Select, from the material below, each line with "přímo" in it.

Data listing:
## Start
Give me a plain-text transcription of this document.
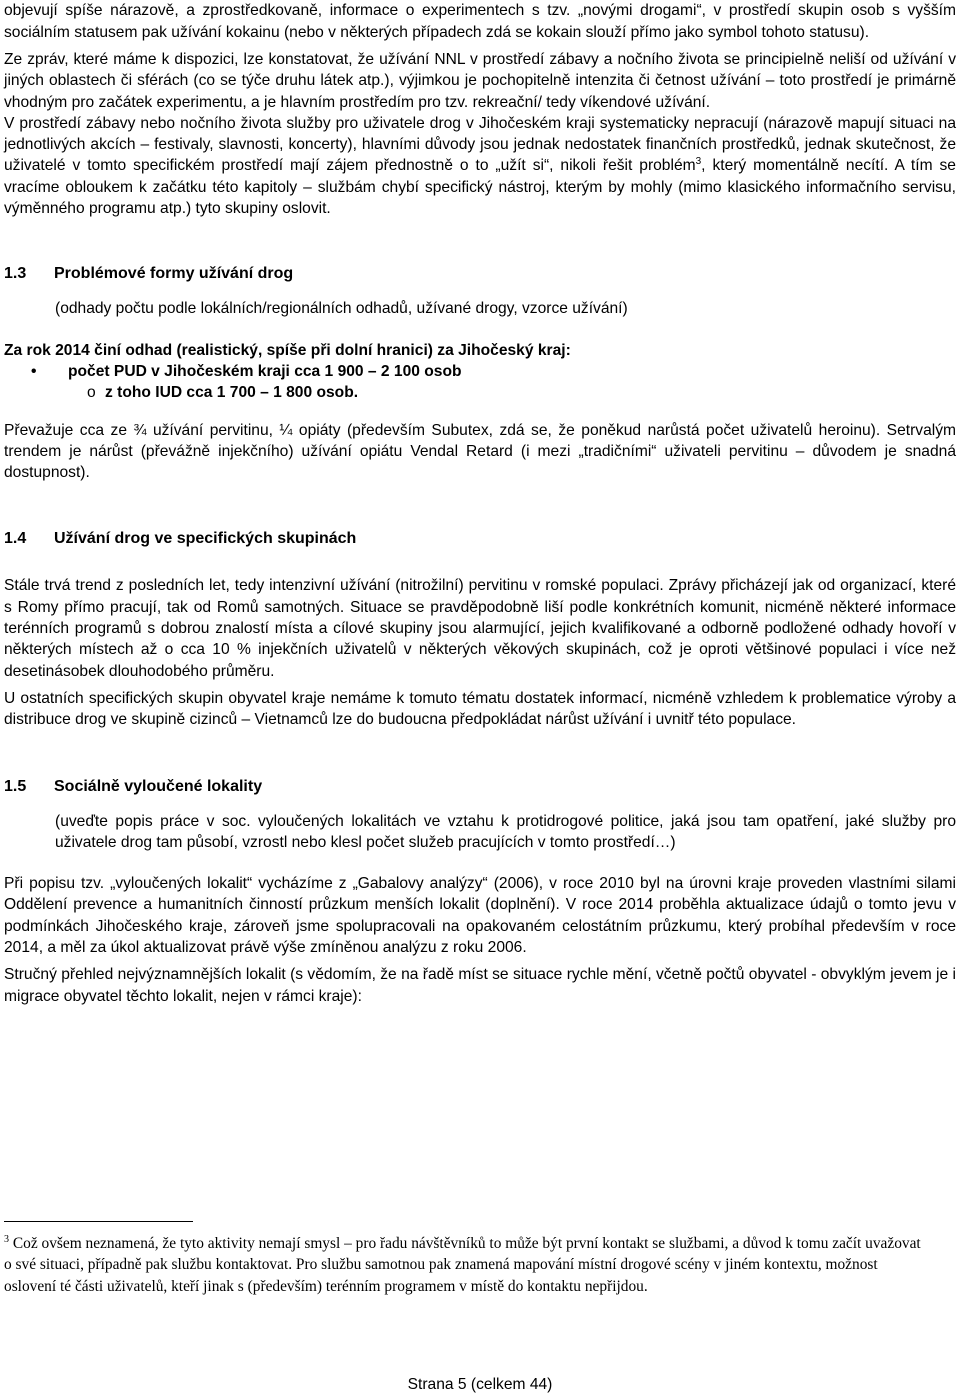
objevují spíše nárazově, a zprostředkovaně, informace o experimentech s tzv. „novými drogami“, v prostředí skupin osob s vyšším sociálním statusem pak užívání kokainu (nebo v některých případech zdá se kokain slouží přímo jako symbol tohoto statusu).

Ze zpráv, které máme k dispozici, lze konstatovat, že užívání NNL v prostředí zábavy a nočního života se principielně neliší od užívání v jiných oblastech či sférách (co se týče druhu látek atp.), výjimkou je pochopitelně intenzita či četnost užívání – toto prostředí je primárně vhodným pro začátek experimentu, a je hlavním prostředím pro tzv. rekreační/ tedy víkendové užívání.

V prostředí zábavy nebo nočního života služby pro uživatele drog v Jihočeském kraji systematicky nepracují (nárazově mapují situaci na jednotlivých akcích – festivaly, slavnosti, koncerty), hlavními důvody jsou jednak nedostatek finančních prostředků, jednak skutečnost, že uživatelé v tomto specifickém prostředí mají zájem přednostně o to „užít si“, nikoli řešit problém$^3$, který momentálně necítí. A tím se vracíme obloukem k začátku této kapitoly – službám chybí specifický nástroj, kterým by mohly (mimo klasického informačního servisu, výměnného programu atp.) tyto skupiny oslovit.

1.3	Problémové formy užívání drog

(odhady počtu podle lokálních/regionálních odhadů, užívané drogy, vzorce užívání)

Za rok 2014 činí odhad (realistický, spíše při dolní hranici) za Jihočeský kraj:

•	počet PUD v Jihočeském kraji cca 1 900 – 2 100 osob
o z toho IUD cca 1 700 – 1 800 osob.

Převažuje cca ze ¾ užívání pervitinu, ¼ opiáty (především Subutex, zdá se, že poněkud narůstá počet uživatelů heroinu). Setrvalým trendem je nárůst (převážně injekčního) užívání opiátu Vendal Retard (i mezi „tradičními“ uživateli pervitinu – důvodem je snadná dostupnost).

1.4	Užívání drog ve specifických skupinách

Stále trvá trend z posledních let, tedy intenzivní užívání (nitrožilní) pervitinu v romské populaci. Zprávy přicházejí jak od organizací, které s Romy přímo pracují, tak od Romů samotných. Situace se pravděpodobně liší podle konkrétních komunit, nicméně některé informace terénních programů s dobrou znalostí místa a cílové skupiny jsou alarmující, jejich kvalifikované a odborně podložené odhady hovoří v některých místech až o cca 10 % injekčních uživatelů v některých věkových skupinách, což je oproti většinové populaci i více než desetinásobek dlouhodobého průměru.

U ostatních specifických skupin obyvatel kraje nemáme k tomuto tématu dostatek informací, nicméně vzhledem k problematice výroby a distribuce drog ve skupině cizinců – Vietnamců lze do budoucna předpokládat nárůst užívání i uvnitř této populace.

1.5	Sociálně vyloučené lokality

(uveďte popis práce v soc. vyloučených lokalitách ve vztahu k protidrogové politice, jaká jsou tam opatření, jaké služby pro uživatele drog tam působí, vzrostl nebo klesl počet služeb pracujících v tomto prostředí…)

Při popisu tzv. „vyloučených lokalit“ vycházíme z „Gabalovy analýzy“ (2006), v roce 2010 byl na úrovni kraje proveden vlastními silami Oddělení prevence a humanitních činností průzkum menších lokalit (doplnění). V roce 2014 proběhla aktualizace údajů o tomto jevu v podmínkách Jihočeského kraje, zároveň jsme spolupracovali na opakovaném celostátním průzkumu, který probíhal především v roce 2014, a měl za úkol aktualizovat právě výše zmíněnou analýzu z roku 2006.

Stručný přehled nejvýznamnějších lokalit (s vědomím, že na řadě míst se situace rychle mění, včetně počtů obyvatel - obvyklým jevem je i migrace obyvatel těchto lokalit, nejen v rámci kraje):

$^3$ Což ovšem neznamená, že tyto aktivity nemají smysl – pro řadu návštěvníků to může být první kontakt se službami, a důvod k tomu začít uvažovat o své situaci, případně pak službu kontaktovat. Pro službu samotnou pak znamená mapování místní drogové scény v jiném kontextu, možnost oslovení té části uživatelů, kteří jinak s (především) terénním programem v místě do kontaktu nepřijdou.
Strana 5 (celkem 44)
## End
## Start
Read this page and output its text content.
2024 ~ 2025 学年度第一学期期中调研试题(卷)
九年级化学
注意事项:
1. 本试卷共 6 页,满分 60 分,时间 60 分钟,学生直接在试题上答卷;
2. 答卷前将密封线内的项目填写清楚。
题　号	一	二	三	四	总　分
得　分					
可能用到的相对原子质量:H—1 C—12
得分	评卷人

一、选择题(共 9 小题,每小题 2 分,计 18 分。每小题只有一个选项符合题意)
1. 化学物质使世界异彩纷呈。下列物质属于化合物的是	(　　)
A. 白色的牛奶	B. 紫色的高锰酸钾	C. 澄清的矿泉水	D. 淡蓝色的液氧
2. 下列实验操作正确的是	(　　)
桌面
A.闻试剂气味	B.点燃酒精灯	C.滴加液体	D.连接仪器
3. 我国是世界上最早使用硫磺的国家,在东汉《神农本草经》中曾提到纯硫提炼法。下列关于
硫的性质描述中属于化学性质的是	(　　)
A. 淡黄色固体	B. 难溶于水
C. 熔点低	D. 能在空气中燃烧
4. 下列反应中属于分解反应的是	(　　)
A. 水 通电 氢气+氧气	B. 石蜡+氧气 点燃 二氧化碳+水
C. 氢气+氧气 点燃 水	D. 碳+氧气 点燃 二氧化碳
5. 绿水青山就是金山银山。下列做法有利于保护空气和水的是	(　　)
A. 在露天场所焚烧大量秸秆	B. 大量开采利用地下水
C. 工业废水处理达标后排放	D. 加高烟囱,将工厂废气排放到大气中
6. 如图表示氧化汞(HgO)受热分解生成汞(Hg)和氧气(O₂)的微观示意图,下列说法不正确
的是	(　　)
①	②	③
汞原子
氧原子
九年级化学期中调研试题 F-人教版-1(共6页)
## End
Written response:
objevují spíše nárazově, a zprostředkovaně, informace o experimentech s tzv. „novými drogami“, v prostředí skupin osob s vyšším sociálním statusem pak užívání kokainu (nebo v některých případech zdá se kokain slouží přímo jako symbol tohoto statusu).
Stále trvá trend z posledních let, tedy intenzivní užívání (nitrožilní) pervitinu v romské populaci. Zprávy přicházejí jak od organizací, které s Romy přímo pracují, tak od Romů samotných. Situace se pravděpodobně liší podle konkrétních komunit, nicméně některé informace terénních programů s dobrou znalostí místa a cílové skupiny jsou alarmující, jejich kvalifikované a odborně podložené odhady hovoří v některých místech až o cca 10 % injekčních uživatelů v některých věkových skupinách, což je oproti většinové populaci i více než desetinásobek dlouhodobého průměru.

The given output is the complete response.